*RECORDS SUPPLIED*:
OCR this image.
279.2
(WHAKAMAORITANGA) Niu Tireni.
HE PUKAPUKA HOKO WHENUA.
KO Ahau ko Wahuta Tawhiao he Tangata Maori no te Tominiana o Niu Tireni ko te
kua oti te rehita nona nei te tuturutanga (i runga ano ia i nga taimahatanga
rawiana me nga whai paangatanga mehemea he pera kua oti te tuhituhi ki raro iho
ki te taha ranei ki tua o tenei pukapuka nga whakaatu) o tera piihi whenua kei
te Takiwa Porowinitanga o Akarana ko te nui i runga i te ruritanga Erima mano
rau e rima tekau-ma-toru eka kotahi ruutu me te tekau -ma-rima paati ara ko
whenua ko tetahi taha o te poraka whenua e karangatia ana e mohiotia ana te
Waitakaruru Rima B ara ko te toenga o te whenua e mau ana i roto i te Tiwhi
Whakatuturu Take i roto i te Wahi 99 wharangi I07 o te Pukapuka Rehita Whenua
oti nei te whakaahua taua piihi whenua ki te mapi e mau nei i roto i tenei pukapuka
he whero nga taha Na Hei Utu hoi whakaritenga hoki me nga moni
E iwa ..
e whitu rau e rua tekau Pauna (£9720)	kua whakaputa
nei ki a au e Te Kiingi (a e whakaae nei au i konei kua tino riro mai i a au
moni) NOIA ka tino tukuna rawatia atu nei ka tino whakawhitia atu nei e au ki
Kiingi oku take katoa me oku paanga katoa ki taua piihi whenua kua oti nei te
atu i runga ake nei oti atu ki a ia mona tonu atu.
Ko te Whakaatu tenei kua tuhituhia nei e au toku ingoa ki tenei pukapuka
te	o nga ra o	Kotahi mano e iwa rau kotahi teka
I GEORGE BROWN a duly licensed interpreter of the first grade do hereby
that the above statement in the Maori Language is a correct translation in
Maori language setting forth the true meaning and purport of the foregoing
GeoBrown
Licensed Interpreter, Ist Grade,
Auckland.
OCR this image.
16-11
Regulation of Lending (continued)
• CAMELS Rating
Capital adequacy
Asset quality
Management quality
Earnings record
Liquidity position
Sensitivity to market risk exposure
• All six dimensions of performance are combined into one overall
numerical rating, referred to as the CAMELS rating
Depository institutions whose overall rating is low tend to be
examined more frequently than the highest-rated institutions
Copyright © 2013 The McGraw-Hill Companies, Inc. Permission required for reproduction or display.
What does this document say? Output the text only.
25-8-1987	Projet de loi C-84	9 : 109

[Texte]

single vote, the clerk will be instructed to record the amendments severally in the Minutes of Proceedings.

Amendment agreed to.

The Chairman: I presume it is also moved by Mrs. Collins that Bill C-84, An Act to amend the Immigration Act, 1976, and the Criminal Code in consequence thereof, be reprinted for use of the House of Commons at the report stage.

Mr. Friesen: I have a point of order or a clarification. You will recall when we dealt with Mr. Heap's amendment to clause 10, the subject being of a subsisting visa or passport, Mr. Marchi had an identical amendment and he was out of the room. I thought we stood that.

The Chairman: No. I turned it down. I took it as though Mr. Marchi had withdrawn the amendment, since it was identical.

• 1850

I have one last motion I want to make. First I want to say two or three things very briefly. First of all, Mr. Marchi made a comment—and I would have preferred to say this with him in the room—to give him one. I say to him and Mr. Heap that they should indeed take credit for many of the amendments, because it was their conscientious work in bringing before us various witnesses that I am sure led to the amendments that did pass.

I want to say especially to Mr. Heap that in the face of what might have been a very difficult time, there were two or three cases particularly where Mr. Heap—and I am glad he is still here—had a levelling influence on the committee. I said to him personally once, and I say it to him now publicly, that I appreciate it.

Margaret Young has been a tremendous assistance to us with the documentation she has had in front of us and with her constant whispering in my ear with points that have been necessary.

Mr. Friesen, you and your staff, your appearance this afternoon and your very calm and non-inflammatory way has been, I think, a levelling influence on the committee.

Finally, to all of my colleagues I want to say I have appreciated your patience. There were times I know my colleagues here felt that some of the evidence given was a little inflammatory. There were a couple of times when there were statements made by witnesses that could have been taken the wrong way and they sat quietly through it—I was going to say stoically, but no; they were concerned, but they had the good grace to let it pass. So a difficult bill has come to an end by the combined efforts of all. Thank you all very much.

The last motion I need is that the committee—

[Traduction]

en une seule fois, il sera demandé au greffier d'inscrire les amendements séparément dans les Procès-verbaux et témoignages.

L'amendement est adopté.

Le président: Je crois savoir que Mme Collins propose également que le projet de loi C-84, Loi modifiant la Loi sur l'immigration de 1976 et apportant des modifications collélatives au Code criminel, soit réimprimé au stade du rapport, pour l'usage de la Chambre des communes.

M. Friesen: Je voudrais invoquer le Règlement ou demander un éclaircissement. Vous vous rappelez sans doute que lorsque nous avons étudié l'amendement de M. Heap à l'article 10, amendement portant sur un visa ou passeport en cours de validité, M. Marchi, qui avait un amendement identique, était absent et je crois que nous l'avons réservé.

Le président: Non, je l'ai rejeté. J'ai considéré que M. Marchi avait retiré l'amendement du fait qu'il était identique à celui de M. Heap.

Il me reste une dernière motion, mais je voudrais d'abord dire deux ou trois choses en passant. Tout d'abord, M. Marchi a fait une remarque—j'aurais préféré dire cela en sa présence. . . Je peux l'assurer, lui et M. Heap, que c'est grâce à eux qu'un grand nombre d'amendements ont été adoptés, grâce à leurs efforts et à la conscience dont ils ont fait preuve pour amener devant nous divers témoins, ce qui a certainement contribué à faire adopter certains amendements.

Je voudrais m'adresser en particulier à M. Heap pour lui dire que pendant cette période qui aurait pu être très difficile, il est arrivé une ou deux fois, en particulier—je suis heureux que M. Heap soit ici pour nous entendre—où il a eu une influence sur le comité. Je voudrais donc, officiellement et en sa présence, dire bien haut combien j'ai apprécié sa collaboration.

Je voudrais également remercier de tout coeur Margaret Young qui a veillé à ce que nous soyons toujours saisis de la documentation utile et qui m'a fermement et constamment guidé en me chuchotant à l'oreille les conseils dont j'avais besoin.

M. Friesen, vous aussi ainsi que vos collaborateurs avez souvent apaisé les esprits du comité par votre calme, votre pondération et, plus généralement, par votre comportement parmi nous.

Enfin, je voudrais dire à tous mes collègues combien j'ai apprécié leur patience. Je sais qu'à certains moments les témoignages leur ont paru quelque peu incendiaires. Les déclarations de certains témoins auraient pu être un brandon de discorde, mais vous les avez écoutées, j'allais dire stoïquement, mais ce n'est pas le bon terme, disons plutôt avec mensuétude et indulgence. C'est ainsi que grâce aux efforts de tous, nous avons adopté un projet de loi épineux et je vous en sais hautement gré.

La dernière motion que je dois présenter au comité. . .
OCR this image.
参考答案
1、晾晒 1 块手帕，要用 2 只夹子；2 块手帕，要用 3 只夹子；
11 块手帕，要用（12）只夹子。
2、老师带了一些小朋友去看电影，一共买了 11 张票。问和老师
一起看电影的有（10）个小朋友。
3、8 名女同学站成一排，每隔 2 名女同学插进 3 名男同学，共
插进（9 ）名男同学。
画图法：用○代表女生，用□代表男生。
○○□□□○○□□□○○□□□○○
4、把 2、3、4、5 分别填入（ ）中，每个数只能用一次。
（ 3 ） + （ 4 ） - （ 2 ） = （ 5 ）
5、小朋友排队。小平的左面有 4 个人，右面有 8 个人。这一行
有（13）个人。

*STATED EXERCISE*: Read the lines above. Gather those in which the string "taua" is found.

*TASK OUTPUT*:
oti nei te whakaahua taua piihi whenua ki te mapi e mau nei i roto i tenei pukapuka
Kiingi oku take katoa me oku paanga katoa ki taua piihi whenua kua oti nei te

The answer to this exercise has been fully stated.